* _Dataset records_:
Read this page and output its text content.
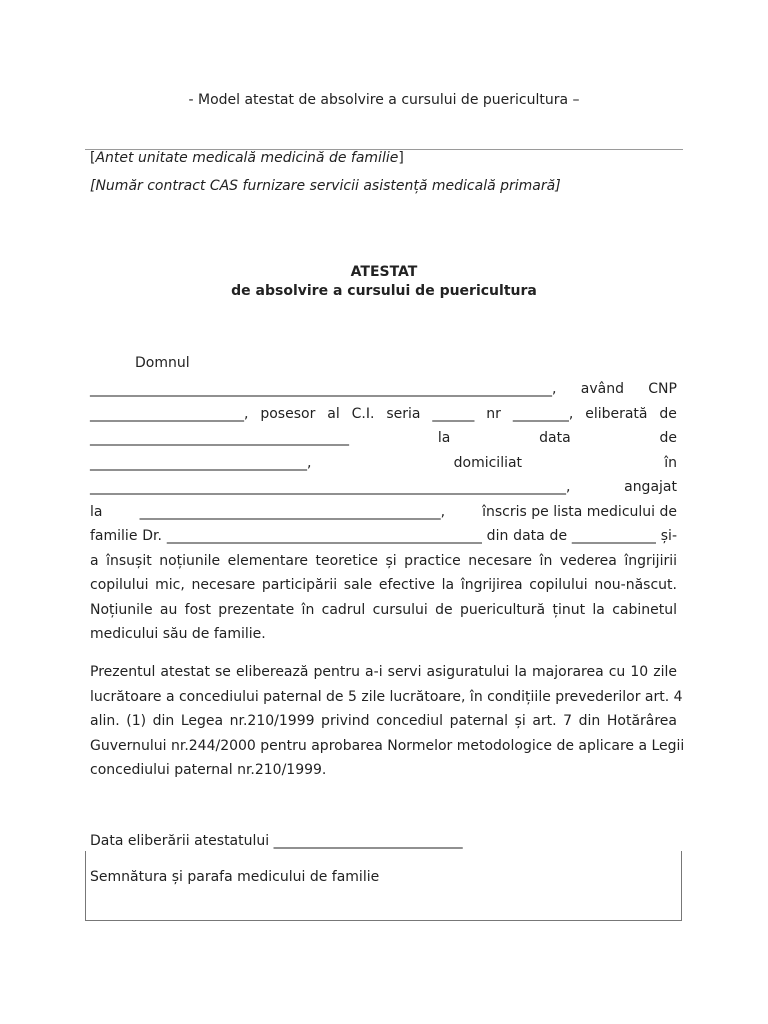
- Model atestat de absolvire a cursului de puericultura –
[Antet unitate medicală medicină de familie]
[Număr contract CAS furnizare servicii asistență medicală primară]
ATESTAT
de absolvire a cursului de puericultura
Domnul
__________________________________________________________________, având CNP
______________________, posesor al C.I. seria ______ nr ________, eliberată de
_____________________________________	la	data	de
_______________________________,	domiciliat	în
____________________________________________________________________,	angajat
la	___________________________________________,	înscris pe lista medicului de
familie Dr. _____________________________________________ din data de ____________ și-
a însușit noțiunile elementare teoretice și practice necesare în vederea îngrijirii
copilului mic, necesare participării sale efective la îngrijirea copilului nou-născut.
Noțiunile au fost prezentate în cadrul cursului de puericultură ținut la cabinetul
medicului său de familie.
Prezentul atestat se eliberează pentru a-i servi asiguratului la majorarea cu 10 zile
lucrătoare a concediului paternal de 5 zile lucrătoare, în condițiile prevederilor art. 4
alin. (1) din Legea nr.210/1999 privind concediul paternal și art. 7 din Hotărârea
Guvernului nr.244/2000 pentru aprobarea Normelor metodologice de aplicare a Legii
concediului paternal nr.210/1999.
Data eliberării atestatului ___________________________
Semnătura și parafa medicului de familie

* _Description of the task_: For this exercise, gather every line of the data that contains the word "pentru".

* _Full solution_:
Prezentul atestat se eliberează pentru a-i servi asiguratului la majorarea cu 10 zile
Guvernului nr.244/2000 pentru aprobarea Normelor metodologice de aplicare a Legii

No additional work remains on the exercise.